Extracted data entries:

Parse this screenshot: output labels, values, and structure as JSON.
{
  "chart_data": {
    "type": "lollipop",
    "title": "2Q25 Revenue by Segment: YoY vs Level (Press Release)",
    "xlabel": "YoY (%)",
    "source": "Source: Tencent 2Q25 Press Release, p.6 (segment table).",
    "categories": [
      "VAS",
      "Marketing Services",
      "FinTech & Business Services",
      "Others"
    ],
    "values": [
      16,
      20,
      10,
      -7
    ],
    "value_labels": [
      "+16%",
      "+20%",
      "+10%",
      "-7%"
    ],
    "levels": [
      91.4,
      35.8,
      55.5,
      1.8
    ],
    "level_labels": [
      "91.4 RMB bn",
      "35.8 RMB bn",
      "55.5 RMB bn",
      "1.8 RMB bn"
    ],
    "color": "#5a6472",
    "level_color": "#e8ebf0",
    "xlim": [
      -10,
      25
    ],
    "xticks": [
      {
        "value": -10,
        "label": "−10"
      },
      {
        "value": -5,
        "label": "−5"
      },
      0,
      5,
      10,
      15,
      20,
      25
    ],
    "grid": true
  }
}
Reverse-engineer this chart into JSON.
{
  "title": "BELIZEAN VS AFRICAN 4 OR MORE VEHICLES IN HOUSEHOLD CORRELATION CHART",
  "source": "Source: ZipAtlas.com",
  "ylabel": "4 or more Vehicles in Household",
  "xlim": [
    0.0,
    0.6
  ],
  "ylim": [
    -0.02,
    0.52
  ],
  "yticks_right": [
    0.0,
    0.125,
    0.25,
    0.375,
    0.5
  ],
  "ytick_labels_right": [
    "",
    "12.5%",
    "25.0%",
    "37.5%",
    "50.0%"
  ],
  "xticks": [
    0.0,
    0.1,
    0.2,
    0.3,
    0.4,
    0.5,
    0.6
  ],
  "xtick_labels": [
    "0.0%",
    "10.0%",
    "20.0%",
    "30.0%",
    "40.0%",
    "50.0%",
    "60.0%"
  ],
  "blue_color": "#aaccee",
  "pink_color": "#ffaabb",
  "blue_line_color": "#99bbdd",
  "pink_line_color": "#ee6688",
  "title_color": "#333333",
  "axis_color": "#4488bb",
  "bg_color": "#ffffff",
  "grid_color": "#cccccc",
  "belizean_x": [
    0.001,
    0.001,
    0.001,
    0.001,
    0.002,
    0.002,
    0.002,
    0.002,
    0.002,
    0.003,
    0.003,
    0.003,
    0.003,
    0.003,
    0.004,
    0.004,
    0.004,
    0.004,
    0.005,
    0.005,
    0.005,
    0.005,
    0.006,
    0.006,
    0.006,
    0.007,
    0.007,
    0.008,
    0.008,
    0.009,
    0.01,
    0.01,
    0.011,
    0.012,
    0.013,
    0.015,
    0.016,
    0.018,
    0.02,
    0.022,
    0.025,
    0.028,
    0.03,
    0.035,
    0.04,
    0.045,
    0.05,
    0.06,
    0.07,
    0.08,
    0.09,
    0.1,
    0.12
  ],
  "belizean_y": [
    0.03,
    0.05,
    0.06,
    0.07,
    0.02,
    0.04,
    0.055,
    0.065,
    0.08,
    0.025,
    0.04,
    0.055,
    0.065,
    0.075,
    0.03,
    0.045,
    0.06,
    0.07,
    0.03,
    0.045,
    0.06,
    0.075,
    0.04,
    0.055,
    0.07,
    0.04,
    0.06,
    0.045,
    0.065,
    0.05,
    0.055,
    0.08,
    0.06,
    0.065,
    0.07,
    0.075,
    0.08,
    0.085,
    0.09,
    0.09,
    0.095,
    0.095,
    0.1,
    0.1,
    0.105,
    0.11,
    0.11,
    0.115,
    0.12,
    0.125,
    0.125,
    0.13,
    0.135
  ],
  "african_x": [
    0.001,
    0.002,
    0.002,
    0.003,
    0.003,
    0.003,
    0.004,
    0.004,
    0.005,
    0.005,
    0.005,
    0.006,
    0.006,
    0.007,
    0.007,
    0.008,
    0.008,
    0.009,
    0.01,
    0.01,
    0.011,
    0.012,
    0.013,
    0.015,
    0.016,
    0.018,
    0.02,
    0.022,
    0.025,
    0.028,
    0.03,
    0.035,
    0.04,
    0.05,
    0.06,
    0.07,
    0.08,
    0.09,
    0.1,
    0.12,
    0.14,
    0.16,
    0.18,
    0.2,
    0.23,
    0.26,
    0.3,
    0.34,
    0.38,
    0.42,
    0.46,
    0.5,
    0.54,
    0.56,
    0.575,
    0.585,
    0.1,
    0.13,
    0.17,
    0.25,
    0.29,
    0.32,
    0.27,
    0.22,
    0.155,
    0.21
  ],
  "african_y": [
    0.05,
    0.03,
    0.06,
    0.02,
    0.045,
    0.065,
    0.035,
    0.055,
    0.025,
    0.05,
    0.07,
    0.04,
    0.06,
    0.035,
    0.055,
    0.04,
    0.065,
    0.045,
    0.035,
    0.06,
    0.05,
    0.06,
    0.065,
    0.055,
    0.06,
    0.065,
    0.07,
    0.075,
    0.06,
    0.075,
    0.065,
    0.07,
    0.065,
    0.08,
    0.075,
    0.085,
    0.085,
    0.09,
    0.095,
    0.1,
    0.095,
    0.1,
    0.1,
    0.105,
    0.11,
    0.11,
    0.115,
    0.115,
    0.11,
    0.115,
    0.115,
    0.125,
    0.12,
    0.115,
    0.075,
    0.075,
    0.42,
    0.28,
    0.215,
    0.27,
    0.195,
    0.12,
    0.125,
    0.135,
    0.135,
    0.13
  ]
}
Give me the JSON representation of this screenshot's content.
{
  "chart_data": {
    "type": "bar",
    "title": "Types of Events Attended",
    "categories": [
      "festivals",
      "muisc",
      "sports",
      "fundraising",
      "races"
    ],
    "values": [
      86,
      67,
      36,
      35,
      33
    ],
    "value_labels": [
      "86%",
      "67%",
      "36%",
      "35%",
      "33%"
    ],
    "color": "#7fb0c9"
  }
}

▶ **Task goal**
Your task is to repeat every line exactly.

▶ **Completed task**
Parse this screenshot: output labels, values, and structure as JSON.
{
  "chart_data": {
    "type": "lollipop",
    "title": "2Q25 Revenue by Segment: YoY vs Level (Press Release)",
    "xlabel": "YoY (%)",
    "source": "Source: Tencent 2Q25 Press Release, p.6 (segment table).",
    "categories": [
      "VAS",
      "Marketing Services",
      "FinTech & Business Services",
      "Others"
    ],
    "values": [
      16,
      20,
      10,
      -7
    ],
    "value_labels": [
      "+16%",
      "+20%",
      "+10%",
      "-7%"
    ],
    "levels": [
      91.4,
      35.8,
      55.5,
      1.8
    ],
    "level_labels": [
      "91.4 RMB bn",
      "35.8 RMB bn",
      "55.5 RMB bn",
      "1.8 RMB bn"
    ],
    "color": "#5a6472",
    "level_color": "#e8ebf0",
    "xlim": [
      -10,
      25
    ],
    "xticks": [
      {
        "value": -10,
        "label": "−10"
      },
      {
        "value": -5,
        "label": "−5"
      },
      0,
      5,
      10,
      15,
      20,
      25
    ],
    "grid": true
  }
}
Reverse-engineer this chart into JSON.
{
  "title": "BELIZEAN VS AFRICAN 4 OR MORE VEHICLES IN HOUSEHOLD CORRELATION CHART",
  "source": "Source: ZipAtlas.com",
  "ylabel": "4 or more Vehicles in Household",
  "xlim": [
    0.0,
    0.6
  ],
  "ylim": [
    -0.02,
    0.52
  ],
  "yticks_right": [
    0.0,
    0.125,
    0.25,
    0.375,
    0.5
  ],
  "ytick_labels_right": [
    "",
    "12.5%",
    "25.0%",
    "37.5%",
    "50.0%"
  ],
  "xticks": [
    0.0,
    0.1,
    0.2,
    0.3,
    0.4,
    0.5,
    0.6
  ],
  "xtick_labels": [
    "0.0%",
    "10.0%",
    "20.0%",
    "30.0%",
    "40.0%",
    "50.0%",
    "60.0%"
  ],
  "blue_color": "#aaccee",
  "pink_color": "#ffaabb",
  "blue_line_color": "#99bbdd",
  "pink_line_color": "#ee6688",
  "title_color": "#333333",
  "axis_color": "#4488bb",
  "bg_color": "#ffffff",
  "grid_color": "#cccccc",
  "belizean_x": [
    0.001,
    0.001,
    0.001,
    0.001,
    0.002,
    0.002,
    0.002,
    0.002,
    0.002,
    0.003,
    0.003,
    0.003,
    0.003,
    0.003,
    0.004,
    0.004,
    0.004,
    0.004,
    0.005,
    0.005,
    0.005,
    0.005,
    0.006,
    0.006,
    0.006,
    0.007,
    0.007,
    0.008,
    0.008,
    0.009,
    0.01,
    0.01,
    0.011,
    0.012,
    0.013,
    0.015,
    0.016,
    0.018,
    0.02,
    0.022,
    0.025,
    0.028,
    0.03,
    0.035,
    0.04,
    0.045,
    0.05,
    0.06,
    0.07,
    0.08,
    0.09,
    0.1,
    0.12
  ],
  "belizean_y": [
    0.03,
    0.05,
    0.06,
    0.07,
    0.02,
    0.04,
    0.055,
    0.065,
    0.08,
    0.025,
    0.04,
    0.055,
    0.065,
    0.075,
    0.03,
    0.045,
    0.06,
    0.07,
    0.03,
    0.045,
    0.06,
    0.075,
    0.04,
    0.055,
    0.07,
    0.04,
    0.06,
    0.045,
    0.065,
    0.05,
    0.055,
    0.08,
    0.06,
    0.065,
    0.07,
    0.075,
    0.08,
    0.085,
    0.09,
    0.09,
    0.095,
    0.095,
    0.1,
    0.1,
    0.105,
    0.11,
    0.11,
    0.115,
    0.12,
    0.125,
    0.125,
    0.13,
    0.135
  ],
  "african_x": [
    0.001,
    0.002,
    0.002,
    0.003,
    0.003,
    0.003,
    0.004,
    0.004,
    0.005,
    0.005,
    0.005,
    0.006,
    0.006,
    0.007,
    0.007,
    0.008,
    0.008,
    0.009,
    0.01,
    0.01,
    0.011,
    0.012,
    0.013,
    0.015,
    0.016,
    0.018,
    0.02,
    0.022,
    0.025,
    0.028,
    0.03,
    0.035,
    0.04,
    0.05,
    0.06,
    0.07,
    0.08,
    0.09,
    0.1,
    0.12,
    0.14,
    0.16,
    0.18,
    0.2,
    0.23,
    0.26,
    0.3,
    0.34,
    0.38,
    0.42,
    0.46,
    0.5,
    0.54,
    0.56,
    0.575,
    0.585,
    0.1,
    0.13,
    0.17,
    0.25,
    0.29,
    0.32,
    0.27,
    0.22,
    0.155,
    0.21
  ],
  "african_y": [
    0.05,
    0.03,
    0.06,
    0.02,
    0.045,
    0.065,
    0.035,
    0.055,
    0.025,
    0.05,
    0.07,
    0.04,
    0.06,
    0.035,
    0.055,
    0.04,
    0.065,
    0.045,
    0.035,
    0.06,
    0.05,
    0.06,
    0.065,
    0.055,
    0.06,
    0.065,
    0.07,
    0.075,
    0.06,
    0.075,
    0.065,
    0.07,
    0.065,
    0.08,
    0.075,
    0.085,
    0.085,
    0.09,
    0.095,
    0.1,
    0.095,
    0.1,
    0.1,
    0.105,
    0.11,
    0.11,
    0.115,
    0.115,
    0.11,
    0.115,
    0.115,
    0.125,
    0.12,
    0.115,
    0.075,
    0.075,
    0.42,
    0.28,
    0.215,
    0.27,
    0.195,
    0.12,
    0.125,
    0.135,
    0.135,
    0.13
  ]
}
Give me the JSON representation of this screenshot's content.
{
  "chart_data": {
    "type": "bar",
    "title": "Types of Events Attended",
    "categories": [
      "festivals",
      "muisc",
      "sports",
      "fundraising",
      "races"
    ],
    "values": [
      86,
      67,
      36,
      35,
      33
    ],
    "value_labels": [
      "86%",
      "67%",
      "36%",
      "35%",
      "33%"
    ],
    "color": "#7fb0c9"
  }
}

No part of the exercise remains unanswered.